Start of ENTRIES SUPPLIED
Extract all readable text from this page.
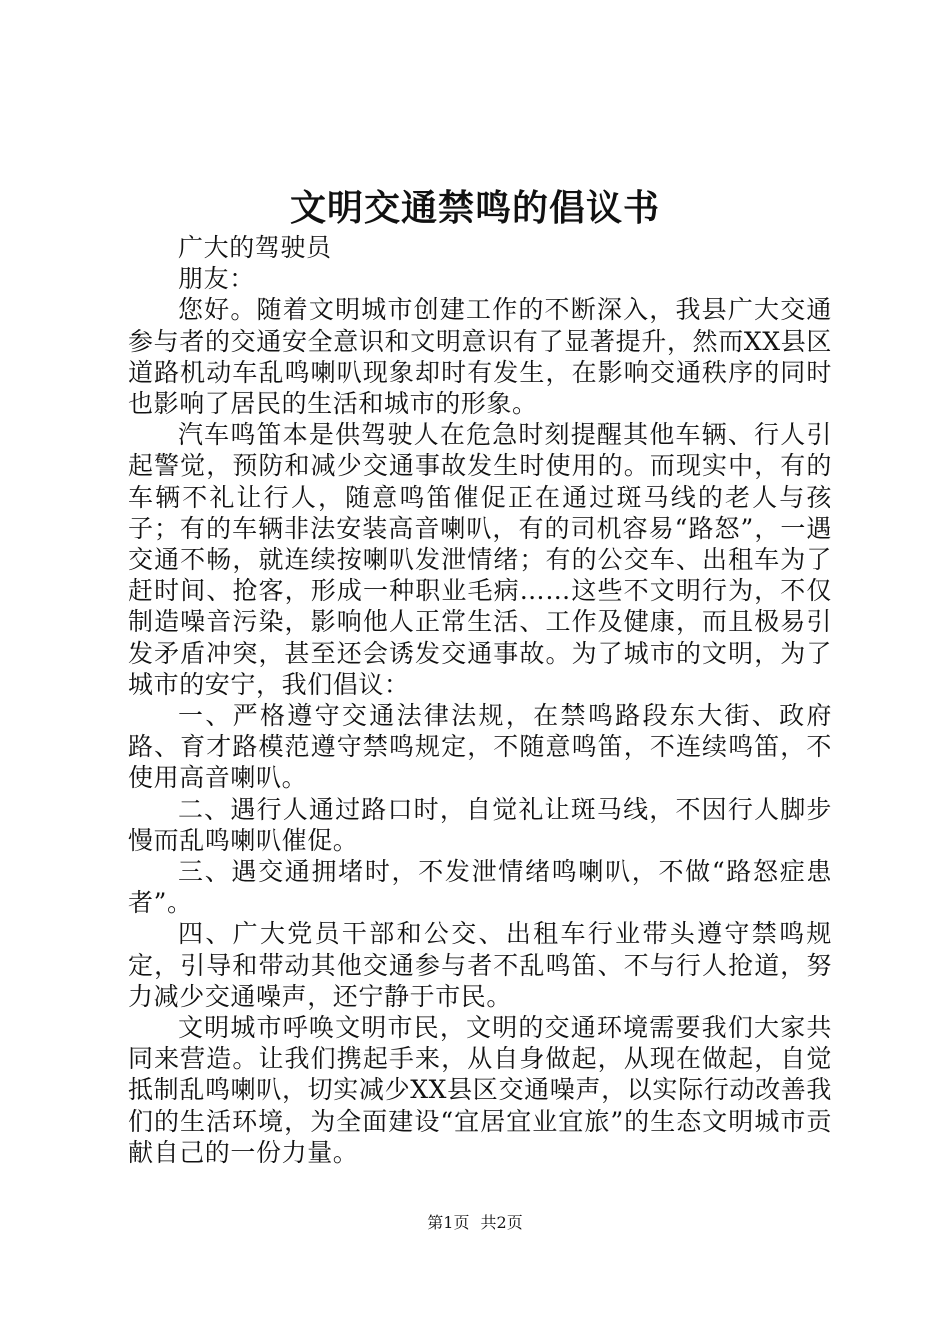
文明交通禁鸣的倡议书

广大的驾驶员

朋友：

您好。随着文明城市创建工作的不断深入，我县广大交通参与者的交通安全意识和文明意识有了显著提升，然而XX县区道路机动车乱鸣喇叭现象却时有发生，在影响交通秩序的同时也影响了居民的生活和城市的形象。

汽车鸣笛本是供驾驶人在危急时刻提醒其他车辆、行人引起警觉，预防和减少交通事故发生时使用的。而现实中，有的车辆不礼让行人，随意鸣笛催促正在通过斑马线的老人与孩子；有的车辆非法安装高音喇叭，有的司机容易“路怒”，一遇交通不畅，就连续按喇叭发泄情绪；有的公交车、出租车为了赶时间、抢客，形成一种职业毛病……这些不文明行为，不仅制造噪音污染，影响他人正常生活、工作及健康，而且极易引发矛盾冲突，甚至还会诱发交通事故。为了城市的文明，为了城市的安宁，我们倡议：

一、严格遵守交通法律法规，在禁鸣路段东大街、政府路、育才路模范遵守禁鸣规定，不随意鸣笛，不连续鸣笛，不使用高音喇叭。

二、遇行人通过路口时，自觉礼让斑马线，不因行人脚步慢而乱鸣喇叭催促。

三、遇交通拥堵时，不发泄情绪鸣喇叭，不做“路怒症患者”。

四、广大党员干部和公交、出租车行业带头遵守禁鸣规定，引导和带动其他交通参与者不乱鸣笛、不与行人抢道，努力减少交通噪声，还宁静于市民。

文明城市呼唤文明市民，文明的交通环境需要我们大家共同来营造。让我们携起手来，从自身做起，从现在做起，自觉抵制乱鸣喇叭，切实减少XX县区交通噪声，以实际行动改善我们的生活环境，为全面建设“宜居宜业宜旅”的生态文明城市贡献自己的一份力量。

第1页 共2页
End of ENTRIES SUPPLIED
* _PROBLEM_
Leave out the pictures and copy the rest of the material above exactly.

* _TASK RESULT_
Extract all readable text from this page.
文明交通禁鸣的倡议书

广大的驾驶员

朋友：

您好。随着文明城市创建工作的不断深入，我县广大交通参与者的交通安全意识和文明意识有了显著提升，然而XX县区道路机动车乱鸣喇叭现象却时有发生，在影响交通秩序的同时也影响了居民的生活和城市的形象。

汽车鸣笛本是供驾驶人在危急时刻提醒其他车辆、行人引起警觉，预防和减少交通事故发生时使用的。而现实中，有的车辆不礼让行人，随意鸣笛催促正在通过斑马线的老人与孩子；有的车辆非法安装高音喇叭，有的司机容易“路怒”，一遇交通不畅，就连续按喇叭发泄情绪；有的公交车、出租车为了赶时间、抢客，形成一种职业毛病……这些不文明行为，不仅制造噪音污染，影响他人正常生活、工作及健康，而且极易引发矛盾冲突，甚至还会诱发交通事故。为了城市的文明，为了城市的安宁，我们倡议：

一、严格遵守交通法律法规，在禁鸣路段东大街、政府路、育才路模范遵守禁鸣规定，不随意鸣笛，不连续鸣笛，不使用高音喇叭。

二、遇行人通过路口时，自觉礼让斑马线，不因行人脚步慢而乱鸣喇叭催促。

三、遇交通拥堵时，不发泄情绪鸣喇叭，不做“路怒症患者”。

四、广大党员干部和公交、出租车行业带头遵守禁鸣规定，引导和带动其他交通参与者不乱鸣笛、不与行人抢道，努力减少交通噪声，还宁静于市民。

文明城市呼唤文明市民，文明的交通环境需要我们大家共同来营造。让我们携起手来，从自身做起，从现在做起，自觉抵制乱鸣喇叭，切实减少XX县区交通噪声，以实际行动改善我们的生活环境，为全面建设“宜居宜业宜旅”的生态文明城市贡献自己的一份力量。

第1页 共2页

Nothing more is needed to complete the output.